## AVAILABLE DATA
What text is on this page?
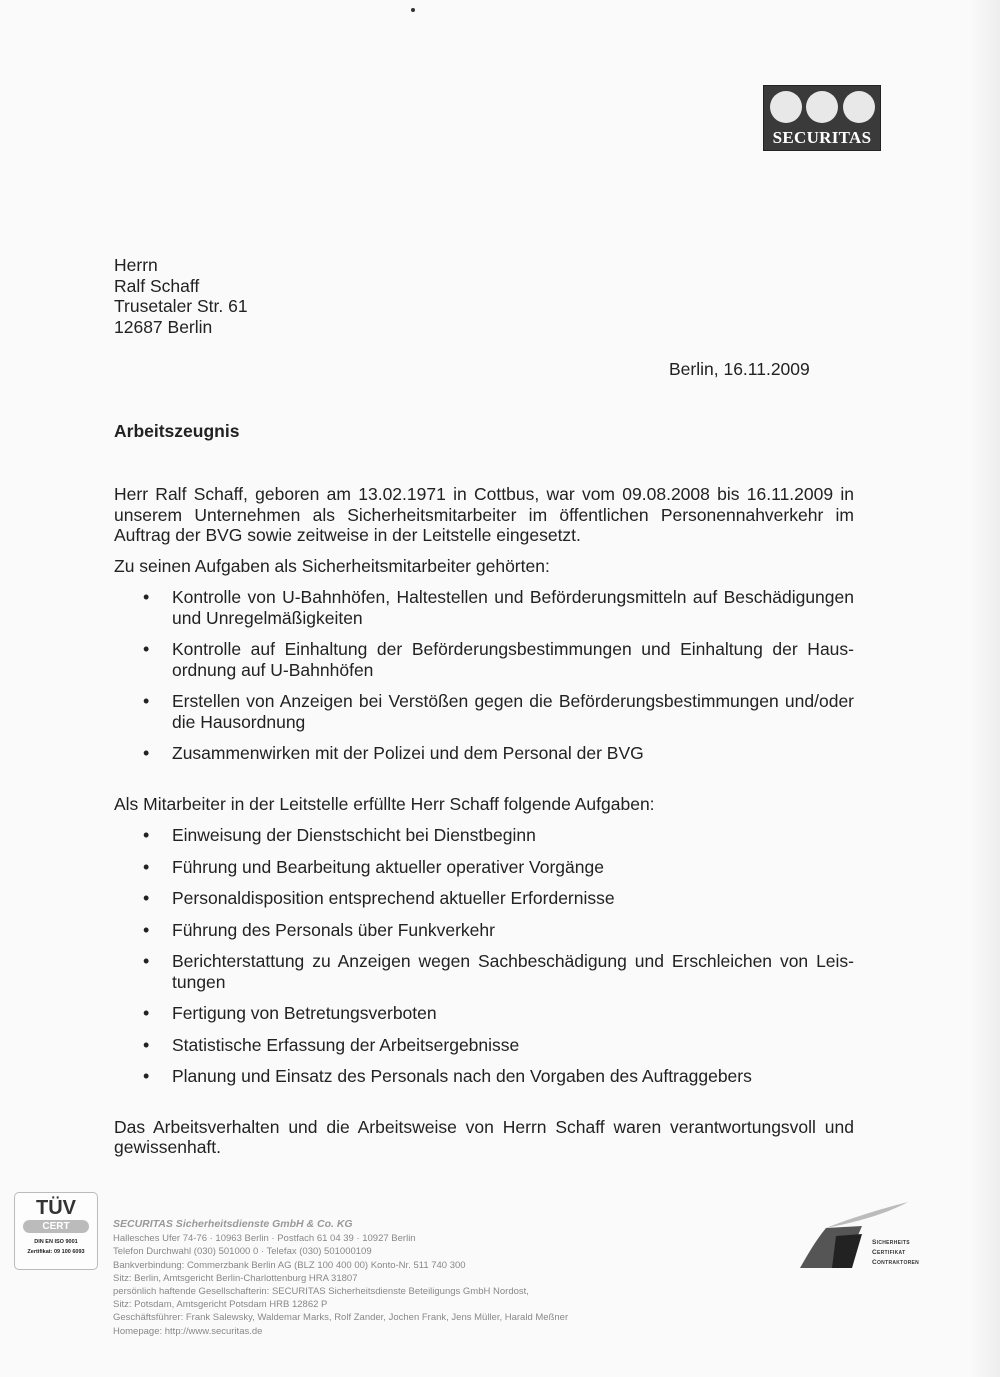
SECURITAS
Herrn
Ralf Schaff
Trusetaler Str. 61
12687 Berlin
Berlin, 16.11.2009
Arbeitszeugnis

Herr Ralf Schaff, geboren am 13.02.1971 in Cottbus, war vom 09.08.2008 bis 16.11.2009 in unserem Unternehmen als Sicherheitsmitarbeiter im öffentlichen Personennahverkehr im Auftrag der BVG sowie zeitweise in der Leitstelle eingesetzt.

Zu seinen Aufgaben als Sicherheitsmitarbeiter gehörten:

• Kontrolle von U-Bahnhöfen, Haltestellen und Beförderungsmitteln auf Beschädigungen und Unregelmäßigkeiten
• Kontrolle auf Einhaltung der Beförderungsbestimmungen und Einhaltung der Hausordnung auf U-Bahnhöfen
• Erstellen von Anzeigen bei Verstößen gegen die Beförderungsbestimmungen und/oder die Hausordnung
• Zusammenwirken mit der Polizei und dem Personal der BVG

Als Mitarbeiter in der Leitstelle erfüllte Herr Schaff folgende Aufgaben:

• Einweisung der Dienstschicht bei Dienstbeginn
• Führung und Bearbeitung aktueller operativer Vorgänge
• Personaldisposition entsprechend aktueller Erfordernisse
• Führung des Personals über Funkverkehr
• Berichterstattung zu Anzeigen wegen Sachbeschädigung und Erschleichen von Leistungen
• Fertigung von Betretungsverboten
• Statistische Erfassung der Arbeitsergebnisse
• Planung und Einsatz des Personals nach den Vorgaben des Auftraggebers

Das Arbeitsverhalten und die Arbeitsweise von Herrn Schaff waren verantwortungsvoll und gewissenhaft.

TÜV
CERT
DIN EN ISO 9001
Zertifikat: 09 100 6093
SECURITAS Sicherheitsdienste GmbH & Co. KG
Hallesches Ufer 74-76 · 10963 Berlin · Postfach 61 04 39 · 10927 Berlin
Telefon Durchwahl (030) 501000 0 · Telefax (030) 501000109
Bankverbindung: Commerzbank Berlin AG (BLZ 100 400 00) Konto-Nr. 511 740 300
Sitz: Berlin, Amtsgericht Berlin-Charlottenburg HRA 31807
persönlich haftende Gesellschafterin: SECURITAS Sicherheitsdienste Beteiligungs GmbH Nordost,
Sitz: Potsdam, Amtsgericht Potsdam HRB 12862 P
Geschäftsführer: Frank Salewsky, Waldemar Marks, Rolf Zander, Jochen Frank, Jens Müller, Harald Meßner
Homepage: http://www.securitas.de
Sicherheits
Certifikat
Contraktoren
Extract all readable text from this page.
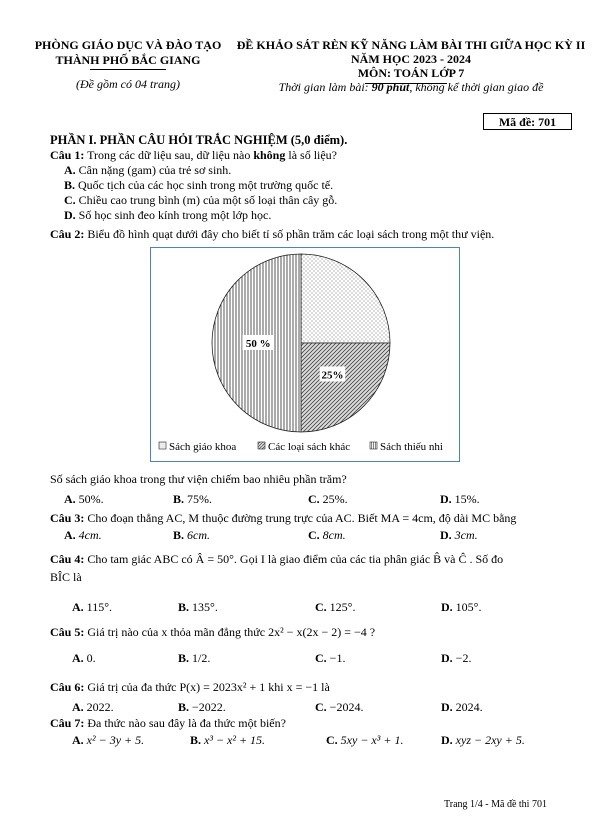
PHÒNG GIÁO DỤC VÀ ĐÀO TẠO
THÀNH PHỐ BẮC GIANG
(Đề gồm có 04 trang)
ĐỀ KHẢO SÁT RÈN KỸ NĂNG LÀM BÀI THI GIỮA HỌC KỲ II
NĂM HỌC 2023 - 2024
MÔN: TOÁN LỚP 7
Thời gian làm bài: 90 phút, không kể thời gian giao đề
Mã đề: 701
PHẦN I. PHẦN CÂU HỎI TRẮC NGHIỆM (5,0 điểm).
Câu 1: Trong các dữ liệu sau, dữ liệu nào không là số liệu?
A. Cân nặng (gam) của trẻ sơ sinh.
B. Quốc tịch của các học sinh trong một trường quốc tế.
C. Chiều cao trung bình (m) của một số loại thân cây gỗ.
D. Số học sinh đeo kính trong một lớp học.
Câu 2: Biểu đồ hình quạt dưới đây cho biết tỉ số phần trăm các loại sách trong một thư viện.
25%
50 %
Sách giáo khoa	Các loại sách khác	Sách thiếu nhi
Số sách giáo khoa trong thư viện chiếm bao nhiêu phần trăm?
A. 50%.	B. 75%.	C. 25%.	D. 15%.
Câu 3: Cho đoạn thẳng AC, M thuộc đường trung trực của AC. Biết MA = 4cm, độ dài MC bằng
A. 4cm.	B. 6cm.	C. 8cm.	D. 3cm.
Câu 4: Cho tam giác ABC có Â = 50°. Gọi I là giao điểm của các tia phân giác B̂ và Ĉ . Số đo
BÎC là
A. 115°.	B. 135°.	C. 125°.	D. 105°.
Câu 5: Giá trị nào của x thỏa mãn đẳng thức 2x² − x(2x − 2) = −4 ?
A. 0.	B. 1/2.	C. −1.	D. −2.
Câu 6: Giá trị của đa thức P(x) = 2023x² + 1 khi x = −1 là
A. 2022.	B. −2022.	C. −2024.	D. 2024.
Câu 7: Đa thức nào sau đây là đa thức một biến?
A. x² − 3y + 5.	B. x³ − x² + 15.	C. 5xy − x³ + 1.	D. xyz − 2xy + 5.
Trang 1/4 - Mã đề thi 701
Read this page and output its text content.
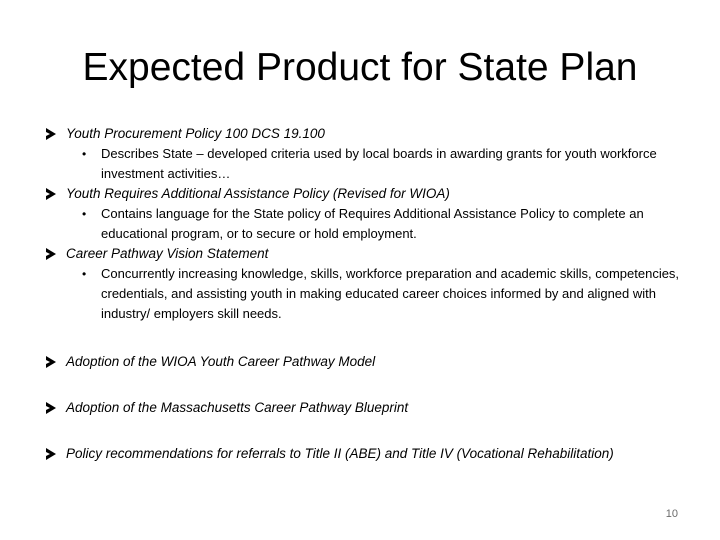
Expected Product for State Plan
Youth Procurement Policy 100 DCS 19.100
• Describes State – developed criteria used by local boards in awarding grants for youth workforce investment activities…
Youth Requires Additional Assistance Policy (Revised for WIOA)
• Contains language for the State policy of Requires Additional Assistance Policy to complete an educational program, or to secure or hold employment.
Career Pathway Vision Statement
• Concurrently increasing knowledge, skills, workforce preparation and academic skills, competencies, credentials, and assisting youth in making educated career choices informed by and aligned with industry/ employers skill needs.
Adoption of the WIOA Youth Career Pathway Model
Adoption of the Massachusetts Career Pathway Blueprint
Policy recommendations for referrals to Title II (ABE) and Title IV (Vocational Rehabilitation)
10
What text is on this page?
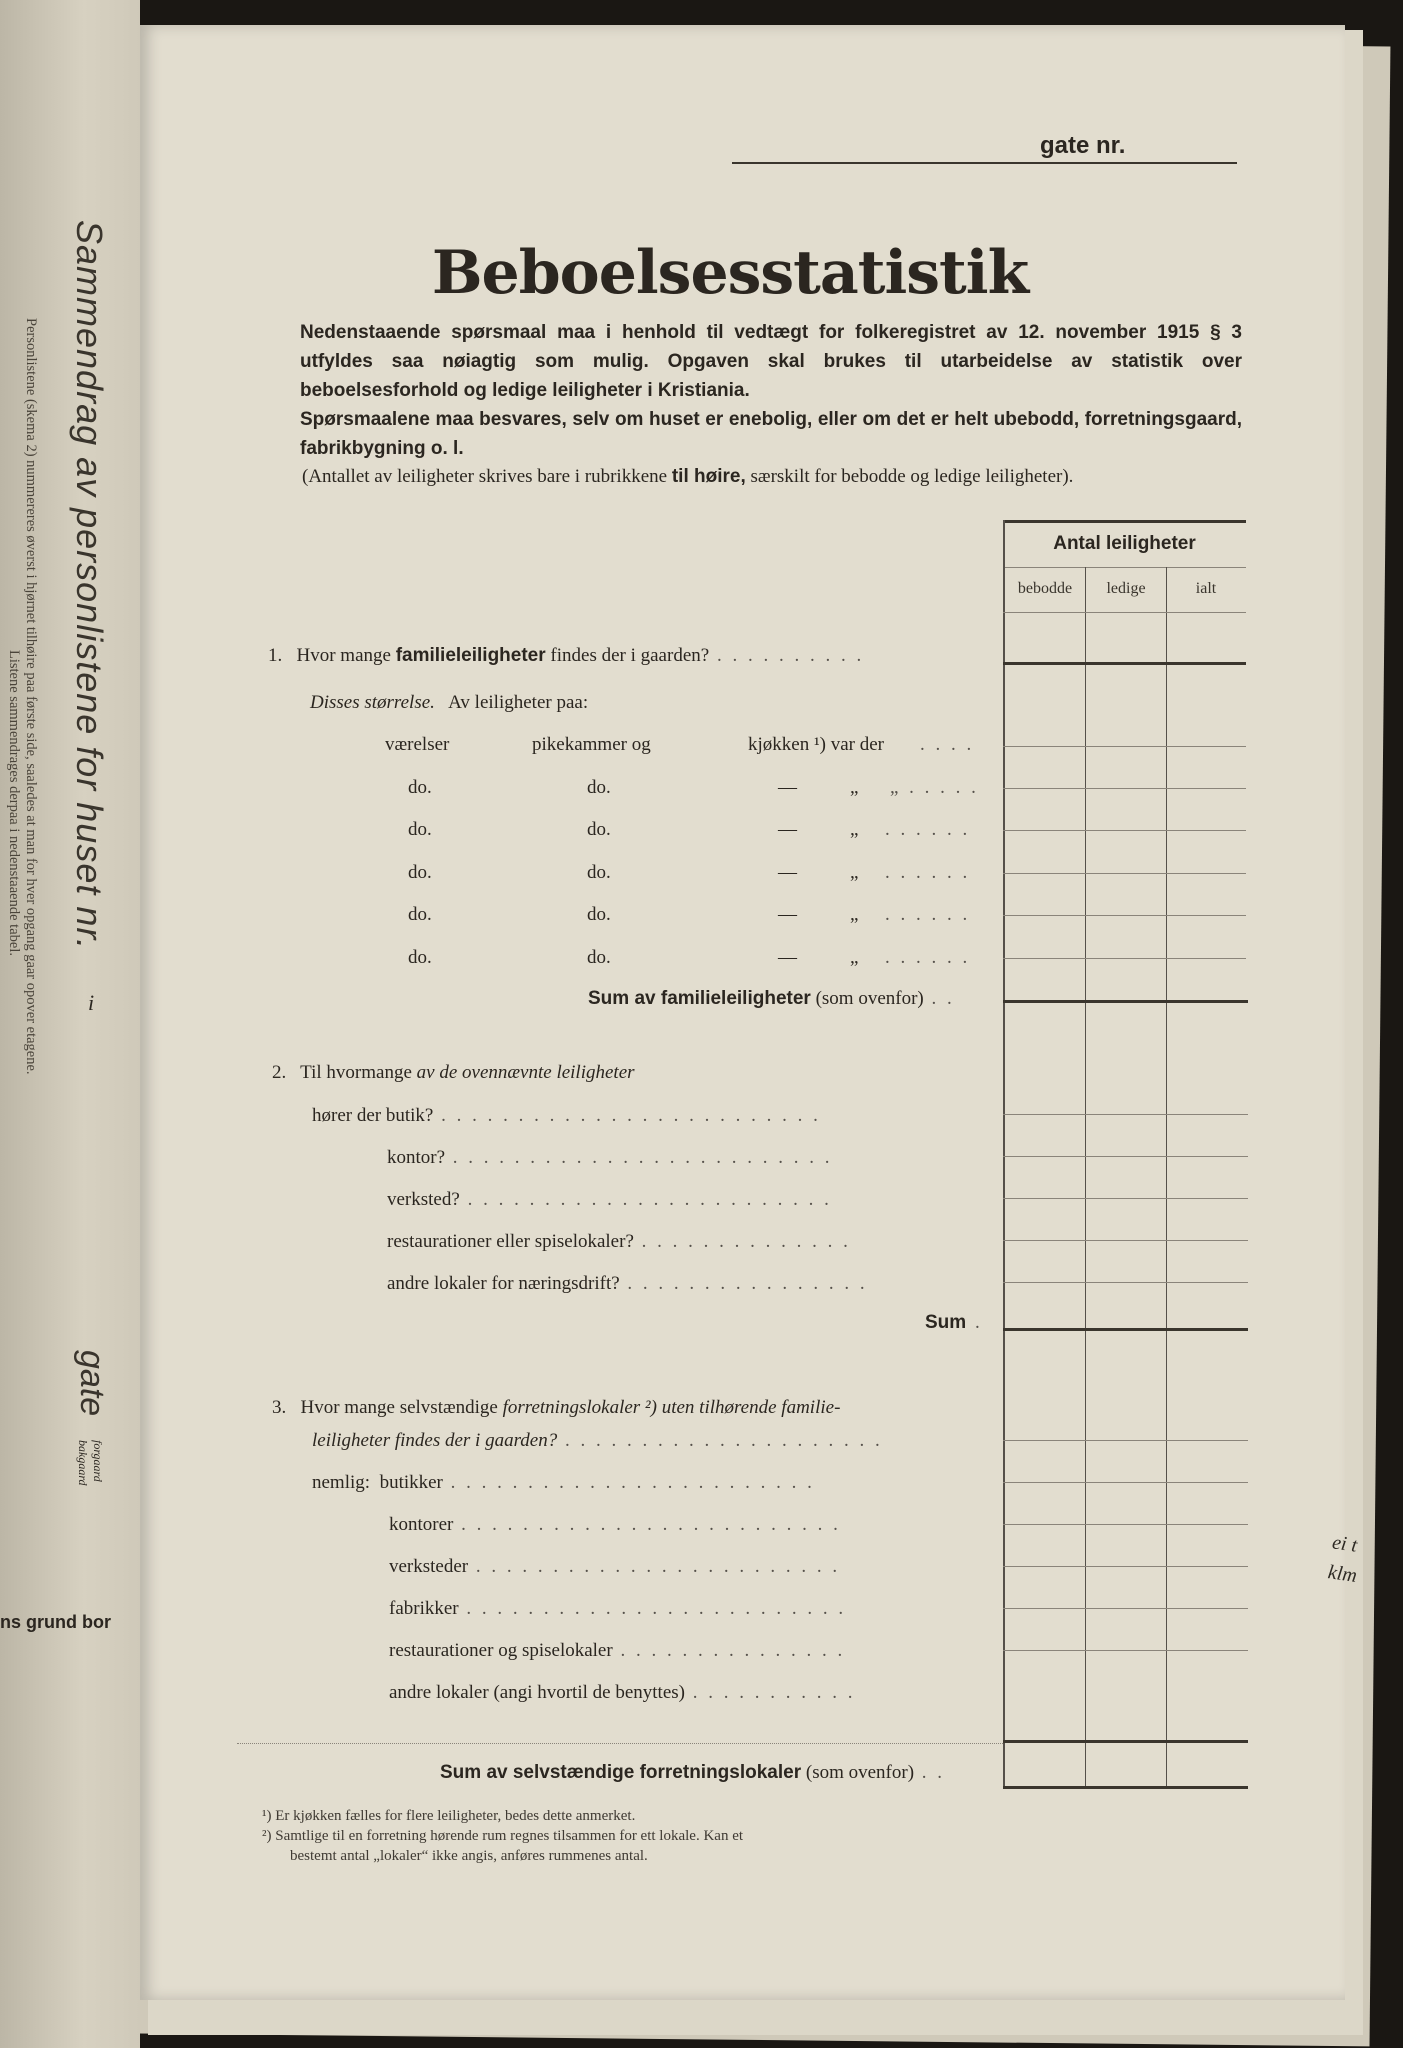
Sammendrag av personlistene for huset nr.
Personlistene (skema 2) nummereres øverst i hjørnet tilhøire paa første side, saaledes at man for hver opgang gaar opover etagene.
Listene sammendrages derpaa i nedenstaaende tabel.
i
gate
forgaard
bakgaard
ns grund bor
gate nr.
Beboelsesstatistik
Nedenstaaende spørsmaal maa i henhold til vedtægt for folkeregistret av 12. november 1915 § 3 utfyldes saa nøiagtig som mulig. Opgaven skal brukes til utarbeidelse av statistik over beboelsesforhold og ledige leiligheter i Kristiania.
Spørsmaalene maa besvares, selv om huset er enebolig, eller om det er helt ubebodd, forretningsgaard, fabrikbygning o. l.
(Antallet av leiligheter skrives bare i rubrikkene til høire, særskilt for bebodde og ledige leiligheter).
Antal leiligheter
bebodde	ledige	ialt
1. Hvor mange familieleiligheter findes der i gaarden? . . . . . . . . . .
Disses størrelse. Av leiligheter paa:
værelser	pikekammer og	kjøkken ¹) var der . . . .
do.	do.	—	„ „ . . . . .
do.	do.	—	„ . . . . . .
do.	do.	—	„ . . . . . .
do.	do.	—	„ . . . . . .
do.	do.	—	„ . . . . . .
Sum av familieleiligheter (som ovenfor) . .
2. Til hvormange av de ovennævnte leiligheter
hører der butik? . . . . . . . . . . . . . . . . . . . . . . . . .
kontor? . . . . . . . . . . . . . . . . . . . . . . . . .
verksted? . . . . . . . . . . . . . . . . . . . . . . . .
restaurationer eller spiselokaler? . . . . . . . . . . . . . .
andre lokaler for næringsdrift? . . . . . . . . . . . . . . . .
Sum .
3. Hvor mange selvstændige forretningslokaler ²) uten tilhørende familie-
leiligheter findes der i gaarden? . . . . . . . . . . . . . . . . . . . . .
nemlig: butikker . . . . . . . . . . . . . . . . . . . . . . . .
kontorer . . . . . . . . . . . . . . . . . . . . . . . . .
verksteder . . . . . . . . . . . . . . . . . . . . . . . .
fabrikker . . . . . . . . . . . . . . . . . . . . . . . . .
restaurationer og spiselokaler . . . . . . . . . . . . . . .
andre lokaler (angi hvortil de benyttes) . . . . . . . . . . .
Sum av selvstændige forretningslokaler (som ovenfor) . .
¹) Er kjøkken fælles for flere leiligheter, bedes dette anmerket.
²) Samtlige til en forretning hørende rum regnes tilsammen for ett lokale. Kan et
bestemt antal „lokaler“ ikke angis, anføres rummenes antal.
ei t klm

## WORK INSTRUCTIONS
From the listing above, collect every line that mentions the word "findes".

## ANSWER TO THIS TASK
1. Hvor mange familieleiligheter findes der i gaarden? . . . . . . . . . .
leiligheter findes der i gaarden? . . . . . . . . . . . . . . . . . . . . .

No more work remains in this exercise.